-- Start --

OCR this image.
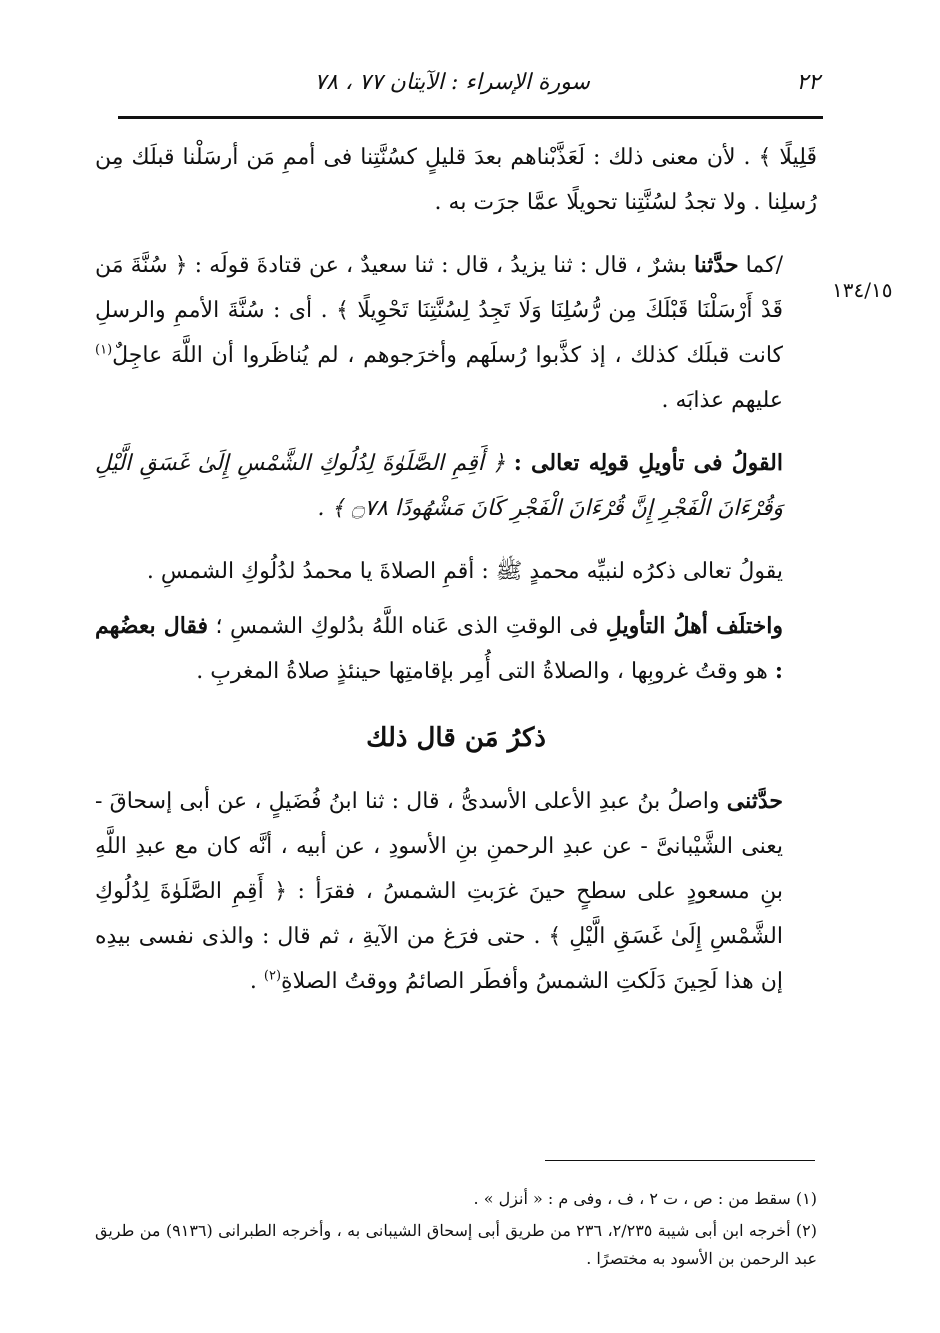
٢٢
سورة الإسراء : الآيتان ٧٧ ، ٧٨
١٣٤/١٥

قَلِيلًا ﴾ . لأن معنى ذلك : لَعَذَّبْناهم بعدَ قليلٍ كسُنَّتِنا فى أممِ مَن أرسَلْنا قبلَك مِن رُسلِنا . ولا تجدُ لسُنَّتِنا تحويلًا عمَّا جرَت به .

/كما حدَّثنا بشرٌ ، قال : ثنا يزيدُ ، قال : ثنا سعيدٌ ، عن قتادةَ قولَه : ﴿ سُنَّةَ مَن قَدْ أَرْسَلْنَا قَبْلَكَ مِن رُّسُلِنَا وَلَا تَجِدُ لِسُنَّتِنَا تَحْوِيلًا ﴾ . أى : سُنَّةَ الأممِ والرسلِ كانت قبلَك كذلك ، إذ كذَّبوا رُسلَهم وأخرَجوهم ، لم يُناظَروا أن اللَّهَ عاجِلٌ$^{(١)}$ عليهم عذابَه .

القولُ فى تأويلِ قولِه تعالى : ﴿ أَقِمِ الصَّلَوٰةَ لِدُلُوكِ الشَّمْسِ إِلَىٰ غَسَقِ الَّيْلِ وَقُرْءَانَ الْفَجْرِ إِنَّ قُرْءَانَ الْفَجْرِ كَانَ مَشْهُودًا ۝٧٨ ﴾ .

يقولُ تعالى ذكرُه لنبيِّه محمدٍ ﷺ : أقمِ الصلاةَ يا محمدُ لدُلُوكِ الشمسِ .

واختلَف أهلُ التأويلِ فى الوقتِ الذى عَناه اللَّهُ بدُلوكِ الشمسِ ؛ فقال بعضُهم : هو وقتُ غروبِها ، والصلاةُ التى أُمِر بإقامتِها حينئذٍ صلاةُ المغربِ .

ذكرُ مَن قال ذلك

حدَّثنى واصلُ بنُ عبدِ الأعلى الأسدىُّ ، قال : ثنا ابنُ فُضَيلٍ ، عن أبى إسحاقَ - يعنى الشَّيْبانىَّ - عن عبدِ الرحمنِ بنِ الأسودِ ، عن أبيه ، أنَّه كان مع عبدِ اللَّهِ بنِ مسعودٍ على سطحٍ حينَ غرَبتِ الشمسُ ، فقرَأ : ﴿ أَقِمِ الصَّلَوٰةَ لِدُلُوكِ الشَّمْسِ إِلَىٰ غَسَقِ الَّيْلِ ﴾ . حتى فرَغ من الآيةِ ، ثم قال : والذى نفسى بيدِه إن هذا لَحِينَ دَلَكتِ الشمسُ وأفطَر الصائمُ ووقتُ الصلاةِ$^{(٢)}$ .

(١) سقط من : ص ، ت ٢ ، ف ، وفى م : « أنزل » .

(٢) أخرجه ابن أبى شيبة ٢/٢٣٥، ٢٣٦ من طريق أبى إسحاق الشيبانى به ، وأخرجه الطبرانى (٩١٣٦) من طريق عبد الرحمن بن الأسود به مختصرًا .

-- End --

AIM OF THE EXERCISE
Write out again every line above exactly as given; the pictures do not belong in the copy.

ANSWER FOR THE TASK
OCR this image.
٢٢
سورة الإسراء : الآيتان ٧٧ ، ٧٨
١٣٤/١٥

قَلِيلًا ﴾ . لأن معنى ذلك : لَعَذَّبْناهم بعدَ قليلٍ كسُنَّتِنا فى أممِ مَن أرسَلْنا قبلَك مِن رُسلِنا . ولا تجدُ لسُنَّتِنا تحويلًا عمَّا جرَت به .

/كما حدَّثنا بشرٌ ، قال : ثنا يزيدُ ، قال : ثنا سعيدٌ ، عن قتادةَ قولَه : ﴿ سُنَّةَ مَن قَدْ أَرْسَلْنَا قَبْلَكَ مِن رُّسُلِنَا وَلَا تَجِدُ لِسُنَّتِنَا تَحْوِيلًا ﴾ . أى : سُنَّةَ الأممِ والرسلِ كانت قبلَك كذلك ، إذ كذَّبوا رُسلَهم وأخرَجوهم ، لم يُناظَروا أن اللَّهَ عاجِلٌ$^{(١)}$ عليهم عذابَه .

القولُ فى تأويلِ قولِه تعالى : ﴿ أَقِمِ الصَّلَوٰةَ لِدُلُوكِ الشَّمْسِ إِلَىٰ غَسَقِ الَّيْلِ وَقُرْءَانَ الْفَجْرِ إِنَّ قُرْءَانَ الْفَجْرِ كَانَ مَشْهُودًا ۝٧٨ ﴾ .

يقولُ تعالى ذكرُه لنبيِّه محمدٍ ﷺ : أقمِ الصلاةَ يا محمدُ لدُلُوكِ الشمسِ .

واختلَف أهلُ التأويلِ فى الوقتِ الذى عَناه اللَّهُ بدُلوكِ الشمسِ ؛ فقال بعضُهم : هو وقتُ غروبِها ، والصلاةُ التى أُمِر بإقامتِها حينئذٍ صلاةُ المغربِ .

ذكرُ مَن قال ذلك

حدَّثنى واصلُ بنُ عبدِ الأعلى الأسدىُّ ، قال : ثنا ابنُ فُضَيلٍ ، عن أبى إسحاقَ - يعنى الشَّيْبانىَّ - عن عبدِ الرحمنِ بنِ الأسودِ ، عن أبيه ، أنَّه كان مع عبدِ اللَّهِ بنِ مسعودٍ على سطحٍ حينَ غرَبتِ الشمسُ ، فقرَأ : ﴿ أَقِمِ الصَّلَوٰةَ لِدُلُوكِ الشَّمْسِ إِلَىٰ غَسَقِ الَّيْلِ ﴾ . حتى فرَغ من الآيةِ ، ثم قال : والذى نفسى بيدِه إن هذا لَحِينَ دَلَكتِ الشمسُ وأفطَر الصائمُ ووقتُ الصلاةِ$^{(٢)}$ .

(١) سقط من : ص ، ت ٢ ، ف ، وفى م : « أنزل » .

(٢) أخرجه ابن أبى شيبة ٢/٢٣٥، ٢٣٦ من طريق أبى إسحاق الشيبانى به ، وأخرجه الطبرانى (٩١٣٦) من طريق عبد الرحمن بن الأسود به مختصرًا .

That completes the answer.